Task ▸ Give only the number of lines that hold the word "whishi".

**** Stored records

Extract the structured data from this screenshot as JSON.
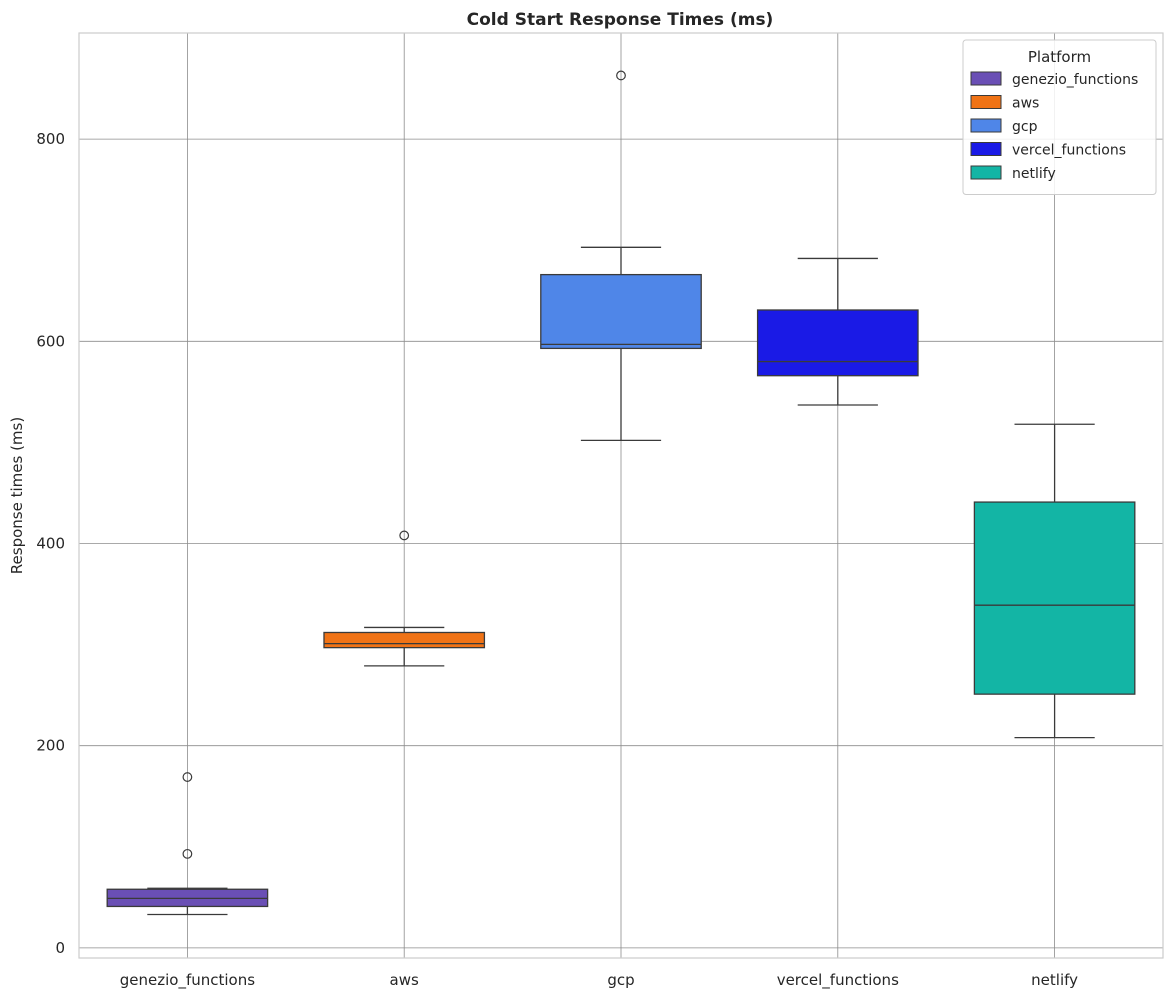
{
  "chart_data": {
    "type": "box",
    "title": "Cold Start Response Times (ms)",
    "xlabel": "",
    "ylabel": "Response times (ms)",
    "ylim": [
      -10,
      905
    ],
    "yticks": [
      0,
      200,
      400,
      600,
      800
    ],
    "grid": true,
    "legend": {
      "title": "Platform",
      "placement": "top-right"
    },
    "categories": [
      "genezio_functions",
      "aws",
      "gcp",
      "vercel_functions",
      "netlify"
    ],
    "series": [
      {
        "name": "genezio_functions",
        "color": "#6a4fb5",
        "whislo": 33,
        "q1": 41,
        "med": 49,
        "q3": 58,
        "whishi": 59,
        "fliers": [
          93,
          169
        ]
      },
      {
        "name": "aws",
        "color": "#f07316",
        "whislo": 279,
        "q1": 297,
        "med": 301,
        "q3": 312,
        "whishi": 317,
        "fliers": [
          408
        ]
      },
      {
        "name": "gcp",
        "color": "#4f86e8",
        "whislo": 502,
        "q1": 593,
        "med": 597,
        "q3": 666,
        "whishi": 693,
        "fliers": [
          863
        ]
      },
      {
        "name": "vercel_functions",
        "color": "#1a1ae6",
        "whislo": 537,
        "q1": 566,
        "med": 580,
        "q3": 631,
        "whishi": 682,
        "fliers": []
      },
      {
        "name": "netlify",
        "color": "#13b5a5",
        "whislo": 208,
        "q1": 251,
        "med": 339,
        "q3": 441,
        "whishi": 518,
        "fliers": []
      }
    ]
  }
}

********

Answer for the task ▸ 5